• PROVIDED MATERIAL
>>
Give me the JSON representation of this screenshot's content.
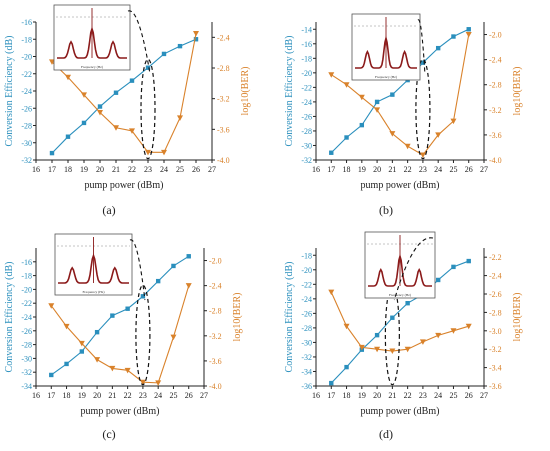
{
  "colors": {
    "efficiency": "#2a8fbd",
    "ber": "#d9822b",
    "spectrum": "#8b1a1a",
    "axis": "#222222"
  },
  "chart_data": [
    {
      "type": "line",
      "panel_label": "(a)",
      "xlabel": "pump power (dBm)",
      "ylabel_left": "Conversion Efficiency (dB)",
      "ylabel_right": "log10(BER)",
      "xlim": [
        16,
        27
      ],
      "xticks": [
        "16",
        "17",
        "18",
        "19",
        "20",
        "21",
        "22",
        "23",
        "24",
        "25",
        "26",
        "27"
      ],
      "ylim_left": [
        -32,
        -16
      ],
      "yticks_left": [
        "-16",
        "-18",
        "-20",
        "-22",
        "-24",
        "-26",
        "-28",
        "-30",
        "-32"
      ],
      "ylim_right": [
        -4.0,
        -2.2
      ],
      "yticks_right": [
        "-2.4",
        "-2.8",
        "-3.2",
        "-3.6",
        "-4.0"
      ],
      "x": [
        17,
        18,
        19,
        20,
        21,
        22,
        23,
        24,
        25,
        26
      ],
      "series": [
        {
          "axis": "left",
          "marker": "square",
          "values": [
            -31.2,
            -29.3,
            -27.7,
            -25.8,
            -24.2,
            -22.8,
            -21.3,
            -19.7,
            -18.8,
            -18.0
          ]
        },
        {
          "axis": "right",
          "marker": "triangle-down",
          "values": [
            -2.72,
            -2.92,
            -3.15,
            -3.38,
            -3.58,
            -3.62,
            -3.9,
            -3.9,
            -3.45,
            -2.35
          ]
        }
      ],
      "ellipse_x": 23.0,
      "inset": {
        "xlabel": "Frequency (Hz)"
      }
    },
    {
      "type": "line",
      "panel_label": "(b)",
      "xlabel": "pump power (dBm)",
      "ylabel_left": "Conversion Efficiency (dB)",
      "ylabel_right": "log10(BER)",
      "xlim": [
        16,
        27
      ],
      "xticks": [
        "16",
        "17",
        "18",
        "19",
        "20",
        "21",
        "22",
        "23",
        "24",
        "25",
        "26",
        "27"
      ],
      "ylim_left": [
        -32,
        -13
      ],
      "yticks_left": [
        "-14",
        "-16",
        "-18",
        "-20",
        "-22",
        "-24",
        "-26",
        "-28",
        "-30",
        "-32"
      ],
      "ylim_right": [
        -4.0,
        -1.8
      ],
      "yticks_right": [
        "-2.0",
        "-2.4",
        "-2.8",
        "-3.2",
        "-3.6",
        "-4.0"
      ],
      "x": [
        17,
        18,
        19,
        20,
        21,
        22,
        23,
        24,
        25,
        26
      ],
      "series": [
        {
          "axis": "left",
          "marker": "square",
          "values": [
            -31.0,
            -28.9,
            -27.2,
            -24.0,
            -23.0,
            -21.0,
            -18.6,
            -16.6,
            -15.0,
            -14.0
          ]
        },
        {
          "axis": "right",
          "marker": "triangle-down",
          "values": [
            -2.64,
            -2.8,
            -3.0,
            -3.2,
            -3.58,
            -3.78,
            -3.92,
            -3.6,
            -3.38,
            -2.0
          ]
        }
      ],
      "ellipse_x": 23.0,
      "inset": {
        "xlabel": "Frequency (Hz)"
      }
    },
    {
      "type": "line",
      "panel_label": "(c)",
      "xlabel": "pump power (dBm)",
      "ylabel_left": "Conversion Efficiency (dB)",
      "ylabel_right": "log10(BER)",
      "xlim": [
        16,
        27
      ],
      "xticks": [
        "16",
        "17",
        "18",
        "19",
        "20",
        "21",
        "22",
        "23",
        "24",
        "25",
        "26",
        "27"
      ],
      "ylim_left": [
        -34,
        -14
      ],
      "yticks_left": [
        "-16",
        "-18",
        "-20",
        "-22",
        "-24",
        "-26",
        "-28",
        "-30",
        "-32",
        "-34"
      ],
      "ylim_right": [
        -4.0,
        -1.8
      ],
      "yticks_right": [
        "-2.0",
        "-2.4",
        "-2.8",
        "-3.2",
        "-3.6",
        "-4.0"
      ],
      "x": [
        17,
        18,
        19,
        20,
        21,
        22,
        23,
        24,
        25,
        26
      ],
      "series": [
        {
          "axis": "left",
          "marker": "square",
          "values": [
            -32.4,
            -30.8,
            -29.0,
            -26.2,
            -23.8,
            -22.8,
            -21.0,
            -18.8,
            -16.6,
            -15.2
          ]
        },
        {
          "axis": "right",
          "marker": "triangle-down",
          "values": [
            -2.72,
            -3.05,
            -3.32,
            -3.58,
            -3.72,
            -3.75,
            -3.94,
            -3.95,
            -3.22,
            -2.4
          ]
        }
      ],
      "ellipse_x": 23.0,
      "inset": {
        "xlabel": "Frequency (Hz)"
      }
    },
    {
      "type": "line",
      "panel_label": "(d)",
      "xlabel": "pump power (dBm)",
      "ylabel_left": "Conversion Efficiency (dB)",
      "ylabel_right": "log10(BER)",
      "xlim": [
        16,
        27
      ],
      "xticks": [
        "16",
        "17",
        "18",
        "19",
        "20",
        "21",
        "22",
        "23",
        "24",
        "25",
        "26",
        "27"
      ],
      "ylim_left": [
        -36,
        -17
      ],
      "yticks_left": [
        "-18",
        "-20",
        "-22",
        "-24",
        "-26",
        "-28",
        "-30",
        "-32",
        "-34",
        "-36"
      ],
      "ylim_right": [
        -3.6,
        -2.1
      ],
      "yticks_right": [
        "-2.2",
        "-2.4",
        "-2.6",
        "-2.8",
        "-3.0",
        "-3.2",
        "-3.4",
        "-3.6"
      ],
      "x": [
        17,
        18,
        19,
        20,
        21,
        22,
        23,
        24,
        25,
        26
      ],
      "series": [
        {
          "axis": "left",
          "marker": "square",
          "values": [
            -35.6,
            -33.4,
            -31.0,
            -29.0,
            -26.6,
            -24.6,
            -23.4,
            -21.4,
            -19.6,
            -18.8
          ]
        },
        {
          "axis": "right",
          "marker": "triangle-down",
          "values": [
            -2.58,
            -2.95,
            -3.18,
            -3.2,
            -3.22,
            -3.2,
            -3.12,
            -3.05,
            -3.0,
            -2.95
          ]
        }
      ],
      "ellipse_x": 21.0,
      "inset": {
        "xlabel": "Frequency (Hz)"
      }
    }
  ]
}
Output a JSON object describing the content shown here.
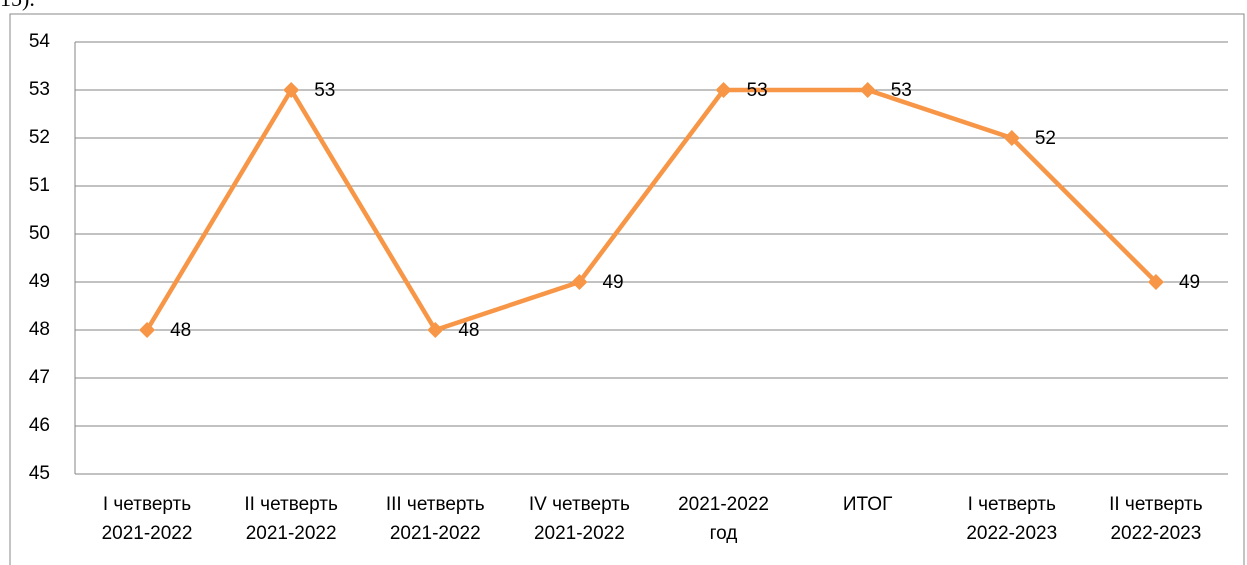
<<
• EXERCISE BRIEF
In your copy of the records, include no pictures; repeat everything else exactly.

• TASK RESPONSE
Give me the JSON representation of this screenshot's content.
{
  "colors": {
    "efficiency": "#2a8fbd",
    "ber": "#d9822b",
    "spectrum": "#8b1a1a",
    "axis": "#222222"
  },
  "chart_data": [
    {
      "type": "line",
      "panel_label": "(a)",
      "xlabel": "pump power (dBm)",
      "ylabel_left": "Conversion Efficiency (dB)",
      "ylabel_right": "log10(BER)",
      "xlim": [
        16,
        27
      ],
      "xticks": [
        "16",
        "17",
        "18",
        "19",
        "20",
        "21",
        "22",
        "23",
        "24",
        "25",
        "26",
        "27"
      ],
      "ylim_left": [
        -32,
        -16
      ],
      "yticks_left": [
        "-16",
        "-18",
        "-20",
        "-22",
        "-24",
        "-26",
        "-28",
        "-30",
        "-32"
      ],
      "ylim_right": [
        -4.0,
        -2.2
      ],
      "yticks_right": [
        "-2.4",
        "-2.8",
        "-3.2",
        "-3.6",
        "-4.0"
      ],
      "x": [
        17,
        18,
        19,
        20,
        21,
        22,
        23,
        24,
        25,
        26
      ],
      "series": [
        {
          "axis": "left",
          "marker": "square",
          "values": [
            -31.2,
            -29.3,
            -27.7,
            -25.8,
            -24.2,
            -22.8,
            -21.3,
            -19.7,
            -18.8,
            -18.0
          ]
        },
        {
          "axis": "right",
          "marker": "triangle-down",
          "values": [
            -2.72,
            -2.92,
            -3.15,
            -3.38,
            -3.58,
            -3.62,
            -3.9,
            -3.9,
            -3.45,
            -2.35
          ]
        }
      ],
      "ellipse_x": 23.0,
      "inset": {
        "xlabel": "Frequency (Hz)"
      }
    },
    {
      "type": "line",
      "panel_label": "(b)",
      "xlabel": "pump power (dBm)",
      "ylabel_left": "Conversion Efficiency (dB)",
      "ylabel_right": "log10(BER)",
      "xlim": [
        16,
        27
      ],
      "xticks": [
        "16",
        "17",
        "18",
        "19",
        "20",
        "21",
        "22",
        "23",
        "24",
        "25",
        "26",
        "27"
      ],
      "ylim_left": [
        -32,
        -13
      ],
      "yticks_left": [
        "-14",
        "-16",
        "-18",
        "-20",
        "-22",
        "-24",
        "-26",
        "-28",
        "-30",
        "-32"
      ],
      "ylim_right": [
        -4.0,
        -1.8
      ],
      "yticks_right": [
        "-2.0",
        "-2.4",
        "-2.8",
        "-3.2",
        "-3.6",
        "-4.0"
      ],
      "x": [
        17,
        18,
        19,
        20,
        21,
        22,
        23,
        24,
        25,
        26
      ],
      "series": [
        {
          "axis": "left",
          "marker": "square",
          "values": [
            -31.0,
            -28.9,
            -27.2,
            -24.0,
            -23.0,
            -21.0,
            -18.6,
            -16.6,
            -15.0,
            -14.0
          ]
        },
        {
          "axis": "right",
          "marker": "triangle-down",
          "values": [
            -2.64,
            -2.8,
            -3.0,
            -3.2,
            -3.58,
            -3.78,
            -3.92,
            -3.6,
            -3.38,
            -2.0
          ]
        }
      ],
      "ellipse_x": 23.0,
      "inset": {
        "xlabel": "Frequency (Hz)"
      }
    },
    {
      "type": "line",
      "panel_label": "(c)",
      "xlabel": "pump power (dBm)",
      "ylabel_left": "Conversion Efficiency (dB)",
      "ylabel_right": "log10(BER)",
      "xlim": [
        16,
        27
      ],
      "xticks": [
        "16",
        "17",
        "18",
        "19",
        "20",
        "21",
        "22",
        "23",
        "24",
        "25",
        "26",
        "27"
      ],
      "ylim_left": [
        -34,
        -14
      ],
      "yticks_left": [
        "-16",
        "-18",
        "-20",
        "-22",
        "-24",
        "-26",
        "-28",
        "-30",
        "-32",
        "-34"
      ],
      "ylim_right": [
        -4.0,
        -1.8
      ],
      "yticks_right": [
        "-2.0",
        "-2.4",
        "-2.8",
        "-3.2",
        "-3.6",
        "-4.0"
      ],
      "x": [
        17,
        18,
        19,
        20,
        21,
        22,
        23,
        24,
        25,
        26
      ],
      "series": [
        {
          "axis": "left",
          "marker": "square",
          "values": [
            -32.4,
            -30.8,
            -29.0,
            -26.2,
            -23.8,
            -22.8,
            -21.0,
            -18.8,
            -16.6,
            -15.2
          ]
        },
        {
          "axis": "right",
          "marker": "triangle-down",
          "values": [
            -2.72,
            -3.05,
            -3.32,
            -3.58,
            -3.72,
            -3.75,
            -3.94,
            -3.95,
            -3.22,
            -2.4
          ]
        }
      ],
      "ellipse_x": 23.0,
      "inset": {
        "xlabel": "Frequency (Hz)"
      }
    },
    {
      "type": "line",
      "panel_label": "(d)",
      "xlabel": "pump power (dBm)",
      "ylabel_left": "Conversion Efficiency (dB)",
      "ylabel_right": "log10(BER)",
      "xlim": [
        16,
        27
      ],
      "xticks": [
        "16",
        "17",
        "18",
        "19",
        "20",
        "21",
        "22",
        "23",
        "24",
        "25",
        "26",
        "27"
      ],
      "ylim_left": [
        -36,
        -17
      ],
      "yticks_left": [
        "-18",
        "-20",
        "-22",
        "-24",
        "-26",
        "-28",
        "-30",
        "-32",
        "-34",
        "-36"
      ],
      "ylim_right": [
        -3.6,
        -2.1
      ],
      "yticks_right": [
        "-2.2",
        "-2.4",
        "-2.6",
        "-2.8",
        "-3.0",
        "-3.2",
        "-3.4",
        "-3.6"
      ],
      "x": [
        17,
        18,
        19,
        20,
        21,
        22,
        23,
        24,
        25,
        26
      ],
      "series": [
        {
          "axis": "left",
          "marker": "square",
          "values": [
            -35.6,
            -33.4,
            -31.0,
            -29.0,
            -26.6,
            -24.6,
            -23.4,
            -21.4,
            -19.6,
            -18.8
          ]
        },
        {
          "axis": "right",
          "marker": "triangle-down",
          "values": [
            -2.58,
            -2.95,
            -3.18,
            -3.2,
            -3.22,
            -3.2,
            -3.12,
            -3.05,
            -3.0,
            -2.95
          ]
        }
      ],
      "ellipse_x": 21.0,
      "inset": {
        "xlabel": "Frequency (Hz)"
      }
    }
  ]
}
Output a JSON object describing the content shown here.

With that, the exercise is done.